▶ **GIVEN TASK**
Output every entry exactly as written, but omit the pictures.

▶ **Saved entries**
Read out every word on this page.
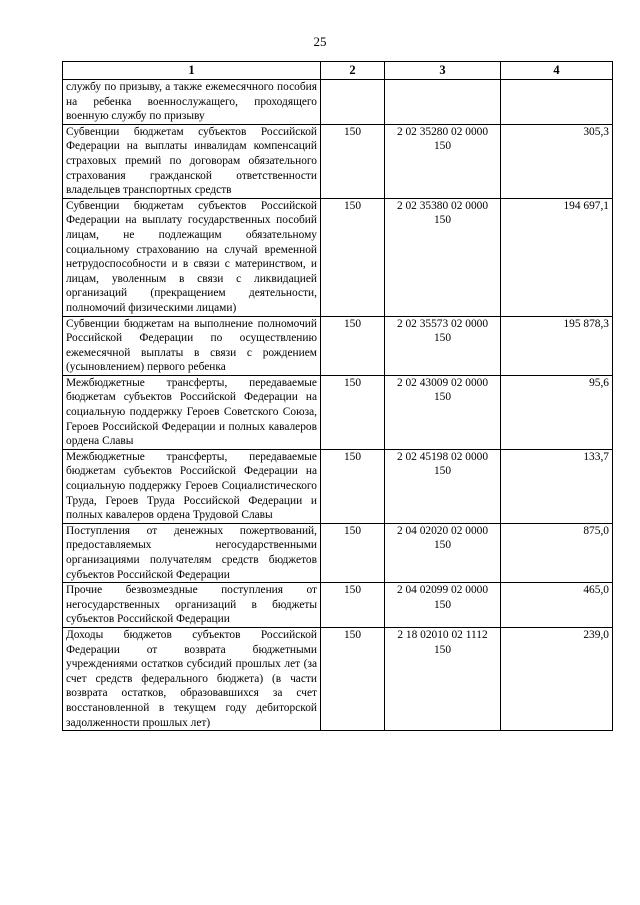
25
1	2	3	4
службу по призыву, а также ежемесячного пособия на ребенка военнослужащего, проходящего военную службу по призыву			
Субвенции бюджетам субъектов Российской Федерации на выплаты инвалидам компенсаций страховых премий по договорам обязательного страхования гражданской ответственности владельцев транспортных средств	150	2 02 35280 02 0000 150	305,3
Субвенции бюджетам субъектов Российской Федерации на выплату государственных пособий лицам, не подлежащим обязательному социальному страхованию на случай временной нетрудоспособности и в связи с материнством, и лицам, уволенным в связи с ликвидацией организаций (прекращением деятельности, полномочий физическими лицами)	150	2 02 35380 02 0000 150	194 697,1
Субвенции бюджетам на выполнение полномочий Российской Федерации по осуществлению ежемесячной выплаты в связи с рождением (усыновлением) первого ребенка	150	2 02 35573 02 0000 150	195 878,3
Межбюджетные трансферты, передаваемые бюджетам субъектов Российской Федерации на социальную поддержку Героев Советского Союза, Героев Российской Федерации и полных кавалеров ордена Славы	150	2 02 43009 02 0000 150	95,6
Межбюджетные трансферты, передаваемые бюджетам субъектов Российской Федерации на социальную поддержку Героев Социалистического Труда, Героев Труда Российской Федерации и полных кавалеров ордена Трудовой Славы	150	2 02 45198 02 0000 150	133,7
Поступления от денежных пожертвований, предоставляемых негосударственными организациями получателям средств бюджетов субъектов Российской Федерации	150	2 04 02020 02 0000 150	875,0
Прочие безвозмездные поступления от негосударственных организаций в бюджеты субъектов Российской Федерации	150	2 04 02099 02 0000 150	465,0
Доходы бюджетов субъектов Российской Федерации от возврата бюджетными учреждениями остатков субсидий прошлых лет (за счет средств федерального бюджета) (в части возврата остатков, образовавшихся за счет восстановленной в текущем году дебиторской задолженности прошлых лет)	150	2 18 02010 02 1112 150	239,0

▶ **FINAL RESULT**
Read out every word on this page.
25
1	2	3	4
службу по призыву, а также ежемесячного пособия на ребенка военнослужащего, проходящего военную службу по призыву			
Субвенции бюджетам субъектов Российской Федерации на выплаты инвалидам компенсаций страховых премий по договорам обязательного страхования гражданской ответственности владельцев транспортных средств	150	2 02 35280 02 0000 150	305,3
Субвенции бюджетам субъектов Российской Федерации на выплату государственных пособий лицам, не подлежащим обязательному социальному страхованию на случай временной нетрудоспособности и в связи с материнством, и лицам, уволенным в связи с ликвидацией организаций (прекращением деятельности, полномочий физическими лицами)	150	2 02 35380 02 0000 150	194 697,1
Субвенции бюджетам на выполнение полномочий Российской Федерации по осуществлению ежемесячной выплаты в связи с рождением (усыновлением) первого ребенка	150	2 02 35573 02 0000 150	195 878,3
Межбюджетные трансферты, передаваемые бюджетам субъектов Российской Федерации на социальную поддержку Героев Советского Союза, Героев Российской Федерации и полных кавалеров ордена Славы	150	2 02 43009 02 0000 150	95,6
Межбюджетные трансферты, передаваемые бюджетам субъектов Российской Федерации на социальную поддержку Героев Социалистического Труда, Героев Труда Российской Федерации и полных кавалеров ордена Трудовой Славы	150	2 02 45198 02 0000 150	133,7
Поступления от денежных пожертвований, предоставляемых негосударственными организациями получателям средств бюджетов субъектов Российской Федерации	150	2 04 02020 02 0000 150	875,0
Прочие безвозмездные поступления от негосударственных организаций в бюджеты субъектов Российской Федерации	150	2 04 02099 02 0000 150	465,0
Доходы бюджетов субъектов Российской Федерации от возврата бюджетными учреждениями остатков субсидий прошлых лет (за счет средств федерального бюджета) (в части возврата остатков, образовавшихся за счет восстановленной в текущем году дебиторской задолженности прошлых лет)	150	2 18 02010 02 1112 150	239,0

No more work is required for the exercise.